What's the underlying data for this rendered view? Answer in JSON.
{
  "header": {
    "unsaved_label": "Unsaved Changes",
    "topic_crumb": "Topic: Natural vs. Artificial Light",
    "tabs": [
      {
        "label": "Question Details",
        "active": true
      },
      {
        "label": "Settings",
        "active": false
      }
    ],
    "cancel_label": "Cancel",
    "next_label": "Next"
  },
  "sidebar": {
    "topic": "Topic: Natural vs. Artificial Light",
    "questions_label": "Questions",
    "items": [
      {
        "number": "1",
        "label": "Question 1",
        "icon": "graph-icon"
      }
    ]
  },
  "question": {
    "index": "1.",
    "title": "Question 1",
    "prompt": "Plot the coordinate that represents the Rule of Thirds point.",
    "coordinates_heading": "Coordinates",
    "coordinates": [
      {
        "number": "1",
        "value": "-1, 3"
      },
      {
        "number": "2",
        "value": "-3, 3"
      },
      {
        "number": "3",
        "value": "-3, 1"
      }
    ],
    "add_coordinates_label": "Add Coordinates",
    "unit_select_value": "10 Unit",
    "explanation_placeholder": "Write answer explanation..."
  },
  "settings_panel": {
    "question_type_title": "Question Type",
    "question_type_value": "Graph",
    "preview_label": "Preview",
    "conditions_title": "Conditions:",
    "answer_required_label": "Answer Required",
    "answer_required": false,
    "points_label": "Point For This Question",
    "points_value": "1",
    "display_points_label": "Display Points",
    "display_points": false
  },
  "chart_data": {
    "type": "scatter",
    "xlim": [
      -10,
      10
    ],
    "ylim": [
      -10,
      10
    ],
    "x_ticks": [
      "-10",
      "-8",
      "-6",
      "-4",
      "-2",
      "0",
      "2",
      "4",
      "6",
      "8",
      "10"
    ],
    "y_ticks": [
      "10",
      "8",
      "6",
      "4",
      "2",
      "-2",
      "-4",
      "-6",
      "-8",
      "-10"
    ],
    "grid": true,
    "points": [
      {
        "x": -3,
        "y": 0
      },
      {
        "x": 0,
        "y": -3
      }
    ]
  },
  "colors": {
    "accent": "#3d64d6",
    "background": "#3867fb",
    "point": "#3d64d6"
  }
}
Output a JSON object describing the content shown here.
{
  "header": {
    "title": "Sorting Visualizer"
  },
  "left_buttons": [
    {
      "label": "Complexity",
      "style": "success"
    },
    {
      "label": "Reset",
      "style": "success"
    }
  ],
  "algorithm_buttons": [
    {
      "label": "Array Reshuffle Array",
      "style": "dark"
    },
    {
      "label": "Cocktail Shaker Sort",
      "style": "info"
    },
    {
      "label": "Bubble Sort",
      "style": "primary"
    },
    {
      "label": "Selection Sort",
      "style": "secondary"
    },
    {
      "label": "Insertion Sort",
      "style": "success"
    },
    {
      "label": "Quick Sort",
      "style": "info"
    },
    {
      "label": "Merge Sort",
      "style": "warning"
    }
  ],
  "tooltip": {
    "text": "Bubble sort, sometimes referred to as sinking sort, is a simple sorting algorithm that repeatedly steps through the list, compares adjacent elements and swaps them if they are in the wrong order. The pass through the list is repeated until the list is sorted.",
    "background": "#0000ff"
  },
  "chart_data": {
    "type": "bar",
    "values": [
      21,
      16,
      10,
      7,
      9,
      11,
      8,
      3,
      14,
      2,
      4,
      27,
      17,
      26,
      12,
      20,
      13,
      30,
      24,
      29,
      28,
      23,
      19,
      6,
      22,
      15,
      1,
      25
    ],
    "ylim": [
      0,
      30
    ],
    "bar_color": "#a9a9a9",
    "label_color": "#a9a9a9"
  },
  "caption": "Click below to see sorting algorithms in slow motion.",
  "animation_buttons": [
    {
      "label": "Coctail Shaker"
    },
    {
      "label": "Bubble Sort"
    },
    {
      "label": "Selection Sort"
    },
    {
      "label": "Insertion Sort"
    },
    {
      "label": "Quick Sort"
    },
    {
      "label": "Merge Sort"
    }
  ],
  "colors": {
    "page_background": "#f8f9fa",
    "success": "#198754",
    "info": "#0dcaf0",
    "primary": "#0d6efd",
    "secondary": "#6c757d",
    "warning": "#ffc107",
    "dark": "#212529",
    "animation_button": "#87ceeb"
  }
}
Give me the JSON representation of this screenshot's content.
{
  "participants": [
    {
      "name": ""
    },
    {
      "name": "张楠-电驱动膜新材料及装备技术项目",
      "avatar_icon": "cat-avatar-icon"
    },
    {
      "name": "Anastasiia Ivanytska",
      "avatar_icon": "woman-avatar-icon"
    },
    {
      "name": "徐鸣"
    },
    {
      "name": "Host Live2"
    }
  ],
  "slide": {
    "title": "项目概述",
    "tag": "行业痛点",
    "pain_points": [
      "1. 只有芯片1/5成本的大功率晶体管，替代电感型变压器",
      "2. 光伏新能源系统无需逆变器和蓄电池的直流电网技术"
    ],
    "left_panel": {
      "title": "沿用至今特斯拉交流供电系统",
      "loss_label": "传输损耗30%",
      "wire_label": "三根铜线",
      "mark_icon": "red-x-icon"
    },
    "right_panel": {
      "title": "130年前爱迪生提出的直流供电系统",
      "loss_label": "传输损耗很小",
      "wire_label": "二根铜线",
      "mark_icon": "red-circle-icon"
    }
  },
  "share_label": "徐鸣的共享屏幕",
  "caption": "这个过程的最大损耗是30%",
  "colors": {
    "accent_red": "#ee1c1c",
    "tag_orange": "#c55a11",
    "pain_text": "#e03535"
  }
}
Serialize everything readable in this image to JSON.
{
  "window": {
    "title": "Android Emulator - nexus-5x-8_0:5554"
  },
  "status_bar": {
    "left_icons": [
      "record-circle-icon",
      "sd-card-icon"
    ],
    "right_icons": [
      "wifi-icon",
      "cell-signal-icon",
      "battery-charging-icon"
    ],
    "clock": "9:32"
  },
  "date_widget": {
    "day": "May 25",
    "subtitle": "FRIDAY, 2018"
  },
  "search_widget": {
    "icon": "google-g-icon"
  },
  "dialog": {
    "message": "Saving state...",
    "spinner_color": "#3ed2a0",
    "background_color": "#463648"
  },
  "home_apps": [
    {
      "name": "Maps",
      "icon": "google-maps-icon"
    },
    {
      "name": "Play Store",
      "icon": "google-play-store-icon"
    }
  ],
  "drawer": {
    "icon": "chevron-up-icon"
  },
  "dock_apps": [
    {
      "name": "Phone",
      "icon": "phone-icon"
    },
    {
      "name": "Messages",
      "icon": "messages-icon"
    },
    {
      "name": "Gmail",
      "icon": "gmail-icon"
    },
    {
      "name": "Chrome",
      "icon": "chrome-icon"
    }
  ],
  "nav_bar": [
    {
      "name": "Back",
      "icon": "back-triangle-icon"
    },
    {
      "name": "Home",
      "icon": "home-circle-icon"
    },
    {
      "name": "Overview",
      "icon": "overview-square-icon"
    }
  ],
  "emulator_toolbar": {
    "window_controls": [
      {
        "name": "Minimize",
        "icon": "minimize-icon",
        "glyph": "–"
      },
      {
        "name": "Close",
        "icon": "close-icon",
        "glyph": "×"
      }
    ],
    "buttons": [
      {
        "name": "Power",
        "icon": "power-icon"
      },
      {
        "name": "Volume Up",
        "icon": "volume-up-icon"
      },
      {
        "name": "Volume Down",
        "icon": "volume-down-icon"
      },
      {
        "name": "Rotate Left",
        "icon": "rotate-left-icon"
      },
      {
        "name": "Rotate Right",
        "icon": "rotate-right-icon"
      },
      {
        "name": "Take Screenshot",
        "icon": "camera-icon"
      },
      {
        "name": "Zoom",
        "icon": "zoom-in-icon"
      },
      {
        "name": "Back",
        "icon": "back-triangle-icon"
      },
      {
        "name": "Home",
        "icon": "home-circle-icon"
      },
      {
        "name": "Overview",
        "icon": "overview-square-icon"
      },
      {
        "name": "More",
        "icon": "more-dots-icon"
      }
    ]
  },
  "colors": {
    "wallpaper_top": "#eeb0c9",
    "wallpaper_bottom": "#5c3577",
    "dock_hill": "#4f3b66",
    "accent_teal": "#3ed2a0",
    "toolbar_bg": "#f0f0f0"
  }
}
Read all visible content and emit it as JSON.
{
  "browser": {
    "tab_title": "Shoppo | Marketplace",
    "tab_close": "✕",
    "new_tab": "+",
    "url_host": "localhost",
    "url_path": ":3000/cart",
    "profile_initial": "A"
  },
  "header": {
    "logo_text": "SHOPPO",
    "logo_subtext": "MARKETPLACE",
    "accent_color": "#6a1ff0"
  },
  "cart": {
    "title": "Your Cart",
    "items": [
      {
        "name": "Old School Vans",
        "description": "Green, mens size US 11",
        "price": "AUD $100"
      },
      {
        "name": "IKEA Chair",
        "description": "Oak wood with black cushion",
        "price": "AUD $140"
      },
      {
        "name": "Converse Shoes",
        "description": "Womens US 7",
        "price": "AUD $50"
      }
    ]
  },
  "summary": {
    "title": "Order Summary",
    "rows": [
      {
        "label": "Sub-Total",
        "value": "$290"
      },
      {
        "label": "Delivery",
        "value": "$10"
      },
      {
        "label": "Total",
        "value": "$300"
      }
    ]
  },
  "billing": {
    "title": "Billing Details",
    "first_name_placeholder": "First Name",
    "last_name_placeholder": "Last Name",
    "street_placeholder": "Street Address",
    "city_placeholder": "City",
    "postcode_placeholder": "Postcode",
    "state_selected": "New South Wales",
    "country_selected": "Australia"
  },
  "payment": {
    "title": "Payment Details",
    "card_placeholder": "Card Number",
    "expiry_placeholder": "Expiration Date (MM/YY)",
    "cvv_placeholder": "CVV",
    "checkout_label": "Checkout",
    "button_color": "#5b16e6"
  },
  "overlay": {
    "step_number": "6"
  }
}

### AIM
Looking at the records above, work out how many lines include the string "Details". Give the number and nothing else.

### EXERCISE OUTPUT
3